#### What is needed
Check each line of the listing, and copy it if it contains the word "content".

#### Data supplied

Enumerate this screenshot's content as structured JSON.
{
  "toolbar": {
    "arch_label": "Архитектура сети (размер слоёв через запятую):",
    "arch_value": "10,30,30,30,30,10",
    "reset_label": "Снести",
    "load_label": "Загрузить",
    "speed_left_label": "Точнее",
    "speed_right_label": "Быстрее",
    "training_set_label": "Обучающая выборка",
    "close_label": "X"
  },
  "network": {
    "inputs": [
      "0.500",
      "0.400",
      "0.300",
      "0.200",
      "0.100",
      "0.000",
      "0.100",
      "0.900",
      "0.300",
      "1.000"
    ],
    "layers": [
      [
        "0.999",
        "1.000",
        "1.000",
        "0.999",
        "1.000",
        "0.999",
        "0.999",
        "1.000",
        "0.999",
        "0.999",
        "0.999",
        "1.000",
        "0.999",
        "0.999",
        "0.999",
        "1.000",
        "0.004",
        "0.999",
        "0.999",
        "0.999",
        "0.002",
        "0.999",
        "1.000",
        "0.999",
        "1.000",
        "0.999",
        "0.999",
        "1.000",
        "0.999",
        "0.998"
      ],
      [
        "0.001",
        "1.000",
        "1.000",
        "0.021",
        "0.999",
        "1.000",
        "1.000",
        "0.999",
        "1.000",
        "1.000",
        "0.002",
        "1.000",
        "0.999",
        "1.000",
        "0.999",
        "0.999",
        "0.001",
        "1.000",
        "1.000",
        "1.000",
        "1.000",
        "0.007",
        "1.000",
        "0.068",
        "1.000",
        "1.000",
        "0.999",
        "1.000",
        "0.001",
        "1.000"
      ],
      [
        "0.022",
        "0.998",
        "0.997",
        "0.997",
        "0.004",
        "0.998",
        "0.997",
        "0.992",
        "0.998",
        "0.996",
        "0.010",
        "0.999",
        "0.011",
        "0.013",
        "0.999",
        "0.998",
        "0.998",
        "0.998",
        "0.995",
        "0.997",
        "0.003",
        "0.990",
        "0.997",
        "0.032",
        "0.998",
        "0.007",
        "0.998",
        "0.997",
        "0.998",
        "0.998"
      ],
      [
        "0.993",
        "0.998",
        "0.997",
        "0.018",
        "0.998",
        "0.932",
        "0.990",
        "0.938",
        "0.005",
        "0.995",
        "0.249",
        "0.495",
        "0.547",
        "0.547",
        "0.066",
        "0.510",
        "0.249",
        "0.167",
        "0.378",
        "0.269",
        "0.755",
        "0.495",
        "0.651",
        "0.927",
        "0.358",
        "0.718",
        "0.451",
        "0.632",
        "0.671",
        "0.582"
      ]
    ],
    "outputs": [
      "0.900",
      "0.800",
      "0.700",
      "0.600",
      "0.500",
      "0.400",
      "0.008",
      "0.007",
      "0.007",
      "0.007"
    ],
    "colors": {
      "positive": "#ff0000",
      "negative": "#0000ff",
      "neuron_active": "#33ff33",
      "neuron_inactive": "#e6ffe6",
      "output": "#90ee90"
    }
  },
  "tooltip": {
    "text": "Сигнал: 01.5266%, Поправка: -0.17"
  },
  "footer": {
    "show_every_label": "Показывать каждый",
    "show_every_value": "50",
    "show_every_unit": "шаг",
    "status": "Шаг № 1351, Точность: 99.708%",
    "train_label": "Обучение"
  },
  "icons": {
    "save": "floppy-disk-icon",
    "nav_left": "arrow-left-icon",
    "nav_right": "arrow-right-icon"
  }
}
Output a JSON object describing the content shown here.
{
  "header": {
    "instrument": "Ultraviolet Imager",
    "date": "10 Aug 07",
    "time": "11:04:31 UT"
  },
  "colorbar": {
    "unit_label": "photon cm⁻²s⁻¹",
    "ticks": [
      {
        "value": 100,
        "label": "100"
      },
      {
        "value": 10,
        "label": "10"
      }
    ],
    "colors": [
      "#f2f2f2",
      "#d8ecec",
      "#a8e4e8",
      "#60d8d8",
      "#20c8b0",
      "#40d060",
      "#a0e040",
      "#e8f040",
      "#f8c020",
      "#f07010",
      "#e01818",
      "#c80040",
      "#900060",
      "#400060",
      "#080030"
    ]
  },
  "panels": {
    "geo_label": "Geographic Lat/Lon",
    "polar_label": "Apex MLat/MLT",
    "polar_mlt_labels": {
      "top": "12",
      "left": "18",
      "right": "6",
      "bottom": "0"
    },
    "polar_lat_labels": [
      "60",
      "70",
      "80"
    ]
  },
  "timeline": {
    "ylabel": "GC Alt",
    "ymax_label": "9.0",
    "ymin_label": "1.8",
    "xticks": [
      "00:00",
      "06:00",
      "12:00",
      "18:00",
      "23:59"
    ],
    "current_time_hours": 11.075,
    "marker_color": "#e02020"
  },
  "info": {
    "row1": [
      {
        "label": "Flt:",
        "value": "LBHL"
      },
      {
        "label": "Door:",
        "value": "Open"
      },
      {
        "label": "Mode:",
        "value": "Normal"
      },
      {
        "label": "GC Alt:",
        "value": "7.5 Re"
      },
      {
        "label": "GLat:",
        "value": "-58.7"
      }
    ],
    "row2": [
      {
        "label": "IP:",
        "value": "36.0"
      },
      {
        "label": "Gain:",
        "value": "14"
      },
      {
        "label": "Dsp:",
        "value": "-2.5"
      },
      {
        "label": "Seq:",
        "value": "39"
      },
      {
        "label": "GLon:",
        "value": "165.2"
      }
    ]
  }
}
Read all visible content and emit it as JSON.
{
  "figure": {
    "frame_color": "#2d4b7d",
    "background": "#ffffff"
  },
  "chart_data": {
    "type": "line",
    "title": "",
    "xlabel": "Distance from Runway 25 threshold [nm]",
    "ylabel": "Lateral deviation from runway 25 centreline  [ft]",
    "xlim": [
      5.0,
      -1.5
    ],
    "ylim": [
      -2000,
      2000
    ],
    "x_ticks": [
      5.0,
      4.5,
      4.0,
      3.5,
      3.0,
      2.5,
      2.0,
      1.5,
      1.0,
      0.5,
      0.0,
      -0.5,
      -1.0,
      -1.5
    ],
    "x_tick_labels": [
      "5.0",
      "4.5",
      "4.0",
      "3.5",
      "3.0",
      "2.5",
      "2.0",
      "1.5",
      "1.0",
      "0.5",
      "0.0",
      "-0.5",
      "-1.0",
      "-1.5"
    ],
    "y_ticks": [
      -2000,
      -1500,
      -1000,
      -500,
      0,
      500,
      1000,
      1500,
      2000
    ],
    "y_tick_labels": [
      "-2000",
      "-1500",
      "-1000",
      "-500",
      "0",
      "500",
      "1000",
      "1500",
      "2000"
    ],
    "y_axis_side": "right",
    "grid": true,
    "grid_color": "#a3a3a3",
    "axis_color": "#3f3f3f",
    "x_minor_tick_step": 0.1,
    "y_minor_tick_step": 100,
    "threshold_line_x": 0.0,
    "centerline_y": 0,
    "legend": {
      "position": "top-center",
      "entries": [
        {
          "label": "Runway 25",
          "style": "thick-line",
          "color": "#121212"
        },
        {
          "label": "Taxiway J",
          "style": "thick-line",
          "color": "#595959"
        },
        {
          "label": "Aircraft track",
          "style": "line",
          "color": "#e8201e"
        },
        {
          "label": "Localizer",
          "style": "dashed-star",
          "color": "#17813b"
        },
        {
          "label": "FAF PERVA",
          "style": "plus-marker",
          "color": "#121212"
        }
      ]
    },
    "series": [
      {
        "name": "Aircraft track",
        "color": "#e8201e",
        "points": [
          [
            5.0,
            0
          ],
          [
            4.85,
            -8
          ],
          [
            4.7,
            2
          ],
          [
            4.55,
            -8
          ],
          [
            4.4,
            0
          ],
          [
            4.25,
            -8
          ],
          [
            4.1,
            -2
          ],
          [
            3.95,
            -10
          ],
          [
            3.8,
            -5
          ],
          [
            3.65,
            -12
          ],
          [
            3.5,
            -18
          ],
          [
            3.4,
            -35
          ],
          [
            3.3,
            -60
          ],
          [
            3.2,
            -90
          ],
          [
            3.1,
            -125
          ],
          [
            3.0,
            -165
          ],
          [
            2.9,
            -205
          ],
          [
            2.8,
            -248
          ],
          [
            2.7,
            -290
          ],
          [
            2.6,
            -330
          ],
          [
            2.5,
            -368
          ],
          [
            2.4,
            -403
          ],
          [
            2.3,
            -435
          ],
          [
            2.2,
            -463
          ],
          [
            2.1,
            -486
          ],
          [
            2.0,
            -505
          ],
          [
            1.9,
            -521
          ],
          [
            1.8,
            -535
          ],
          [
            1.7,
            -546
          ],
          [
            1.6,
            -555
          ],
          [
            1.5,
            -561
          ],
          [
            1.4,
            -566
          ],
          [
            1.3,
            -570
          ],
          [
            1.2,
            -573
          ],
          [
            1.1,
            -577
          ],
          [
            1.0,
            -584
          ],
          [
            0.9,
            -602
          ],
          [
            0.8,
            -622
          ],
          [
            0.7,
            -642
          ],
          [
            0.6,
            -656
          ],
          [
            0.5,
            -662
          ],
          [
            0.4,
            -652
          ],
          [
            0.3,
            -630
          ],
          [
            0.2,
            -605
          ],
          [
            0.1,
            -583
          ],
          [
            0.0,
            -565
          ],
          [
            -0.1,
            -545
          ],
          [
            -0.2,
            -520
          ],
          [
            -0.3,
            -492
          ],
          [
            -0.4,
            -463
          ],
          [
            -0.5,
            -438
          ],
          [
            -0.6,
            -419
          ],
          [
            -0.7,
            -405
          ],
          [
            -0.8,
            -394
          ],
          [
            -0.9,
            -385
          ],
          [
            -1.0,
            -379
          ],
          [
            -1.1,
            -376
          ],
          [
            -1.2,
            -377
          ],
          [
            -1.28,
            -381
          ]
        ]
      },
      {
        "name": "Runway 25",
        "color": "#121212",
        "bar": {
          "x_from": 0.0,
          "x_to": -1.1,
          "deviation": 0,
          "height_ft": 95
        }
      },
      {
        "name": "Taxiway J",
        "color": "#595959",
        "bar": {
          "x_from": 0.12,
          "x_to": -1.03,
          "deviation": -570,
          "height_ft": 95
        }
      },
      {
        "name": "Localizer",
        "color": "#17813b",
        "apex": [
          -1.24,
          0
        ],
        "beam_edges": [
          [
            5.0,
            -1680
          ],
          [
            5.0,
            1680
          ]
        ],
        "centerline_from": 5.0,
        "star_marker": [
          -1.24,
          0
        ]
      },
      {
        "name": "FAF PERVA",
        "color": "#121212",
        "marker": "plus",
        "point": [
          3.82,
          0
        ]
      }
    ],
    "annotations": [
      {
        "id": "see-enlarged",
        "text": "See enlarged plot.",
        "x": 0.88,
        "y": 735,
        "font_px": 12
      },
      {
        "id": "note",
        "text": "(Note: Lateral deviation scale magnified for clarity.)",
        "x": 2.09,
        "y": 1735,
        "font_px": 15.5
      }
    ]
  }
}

#### Response to this exercise
Enumerate this screenshot's content as structured JSON.
Output a JSON object describing the content shown here.
Read all visible content and emit it as JSON.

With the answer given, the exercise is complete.